### EXERCISE REQUIREMENTS
Give an exact transcription of every line, dropping the images.

(Extracted records)

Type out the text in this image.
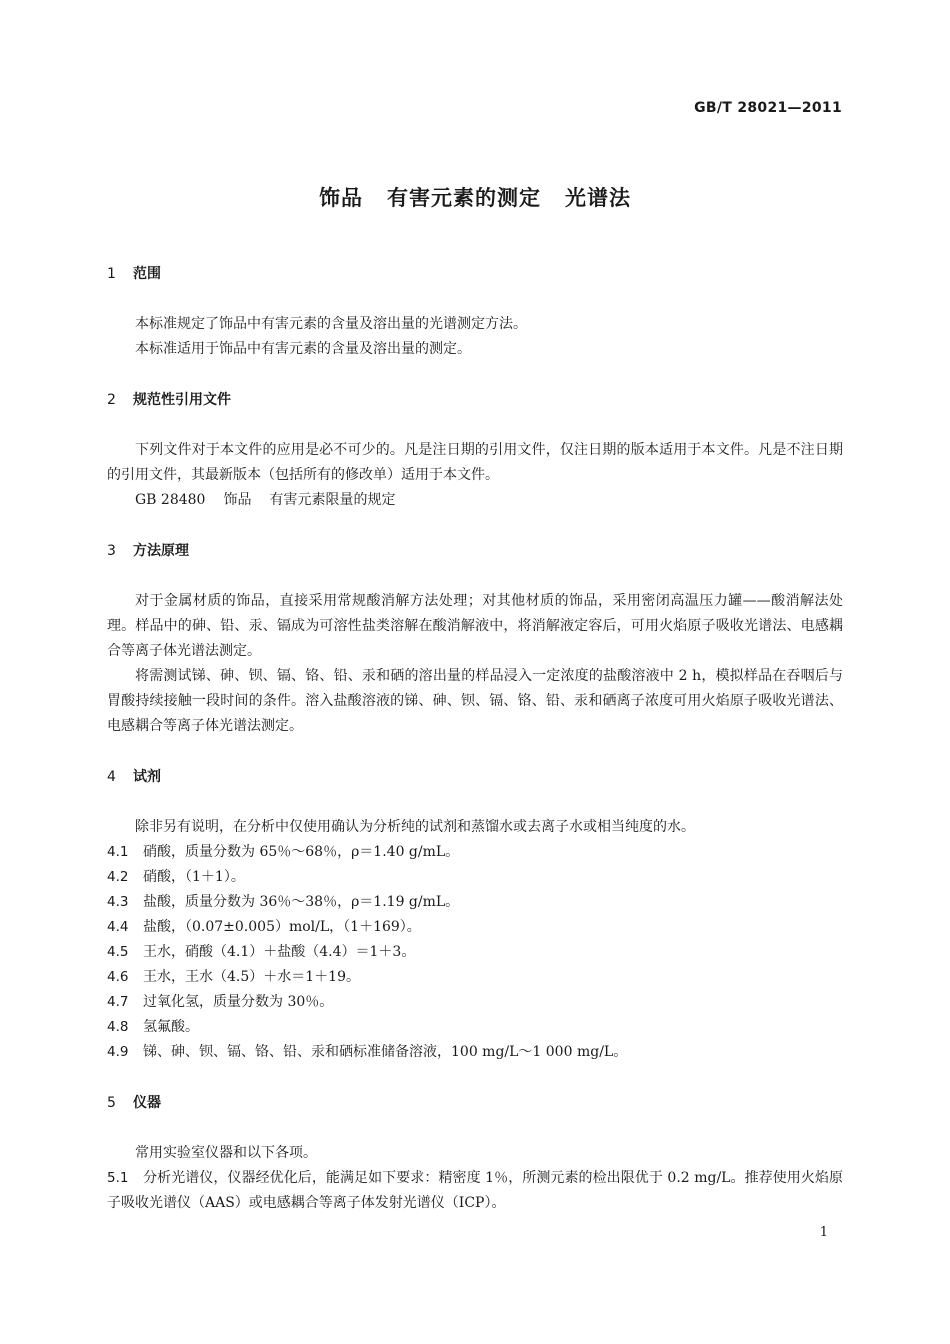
GB/T 28021—2011
饰品 有害元素的测定 光谱法
1 范围

本标准规定了饰品中有害元素的含量及溶出量的光谱测定方法。

本标准适用于饰品中有害元素的含量及溶出量的测定。

2 规范性引用文件

下列文件对于本文件的应用是必不可少的。凡是注日期的引用文件，仅注日期的版本适用于本文件。凡是不注日期的引用文件，其最新版本（包括所有的修改单）适用于本文件。

GB 28480 饰品 有害元素限量的规定

3 方法原理

对于金属材质的饰品，直接采用常规酸消解方法处理；对其他材质的饰品，采用密闭高温压力罐——酸消解法处理。样品中的砷、铅、汞、镉成为可溶性盐类溶解在酸消解液中，将消解液定容后，可用火焰原子吸收光谱法、电感耦合等离子体光谱法测定。

将需测试锑、砷、钡、镉、铬、铅、汞和硒的溶出量的样品浸入一定浓度的盐酸溶液中 2 h，模拟样品在吞咽后与胃酸持续接触一段时间的条件。溶入盐酸溶液的锑、砷、钡、镉、铬、铅、汞和硒离子浓度可用火焰原子吸收光谱法、电感耦合等离子体光谱法测定。

4 试剂

除非另有说明，在分析中仅使用确认为分析纯的试剂和蒸馏水或去离子水或相当纯度的水。

4.1 硝酸，质量分数为 65％～68％，ρ＝1.40 g/mL。

4.2 硝酸，（1＋1）。

4.3 盐酸，质量分数为 36％～38％，ρ＝1.19 g/mL。

4.4 盐酸，（0.07±0.005）mol/L，（1＋169）。

4.5 王水，硝酸（4.1）＋盐酸（4.4）＝1＋3。

4.6 王水，王水（4.5）＋水＝1＋19。

4.7 过氧化氢，质量分数为 30％。

4.8 氢氟酸。

4.9 锑、砷、钡、镉、铬、铅、汞和硒标准储备溶液，100 mg/L～1 000 mg/L。

5 仪器

常用实验室仪器和以下各项。

5.1 分析光谱仪，仪器经优化后，能满足如下要求：精密度 1％，所测元素的检出限优于 0.2 mg/L。推荐使用火焰原子吸收光谱仪（AAS）或电感耦合等离子体发射光谱仪（ICP）。

1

### REPLY
Type out the text in this image.
GB/T 28021—2011
饰品 有害元素的测定 光谱法
1 范围

本标准规定了饰品中有害元素的含量及溶出量的光谱测定方法。

本标准适用于饰品中有害元素的含量及溶出量的测定。

2 规范性引用文件

下列文件对于本文件的应用是必不可少的。凡是注日期的引用文件，仅注日期的版本适用于本文件。凡是不注日期的引用文件，其最新版本（包括所有的修改单）适用于本文件。

GB 28480 饰品 有害元素限量的规定

3 方法原理

对于金属材质的饰品，直接采用常规酸消解方法处理；对其他材质的饰品，采用密闭高温压力罐——酸消解法处理。样品中的砷、铅、汞、镉成为可溶性盐类溶解在酸消解液中，将消解液定容后，可用火焰原子吸收光谱法、电感耦合等离子体光谱法测定。

将需测试锑、砷、钡、镉、铬、铅、汞和硒的溶出量的样品浸入一定浓度的盐酸溶液中 2 h，模拟样品在吞咽后与胃酸持续接触一段时间的条件。溶入盐酸溶液的锑、砷、钡、镉、铬、铅、汞和硒离子浓度可用火焰原子吸收光谱法、电感耦合等离子体光谱法测定。

4 试剂

除非另有说明，在分析中仅使用确认为分析纯的试剂和蒸馏水或去离子水或相当纯度的水。

4.1 硝酸，质量分数为 65％～68％，ρ＝1.40 g/mL。

4.2 硝酸，（1＋1）。

4.3 盐酸，质量分数为 36％～38％，ρ＝1.19 g/mL。

4.4 盐酸，（0.07±0.005）mol/L，（1＋169）。

4.5 王水，硝酸（4.1）＋盐酸（4.4）＝1＋3。

4.6 王水，王水（4.5）＋水＝1＋19。

4.7 过氧化氢，质量分数为 30％。

4.8 氢氟酸。

4.9 锑、砷、钡、镉、铬、铅、汞和硒标准储备溶液，100 mg/L～1 000 mg/L。

5 仪器

常用实验室仪器和以下各项。

5.1 分析光谱仪，仪器经优化后，能满足如下要求：精密度 1％，所测元素的检出限优于 0.2 mg/L。推荐使用火焰原子吸收光谱仪（AAS）或电感耦合等离子体发射光谱仪（ICP）。

1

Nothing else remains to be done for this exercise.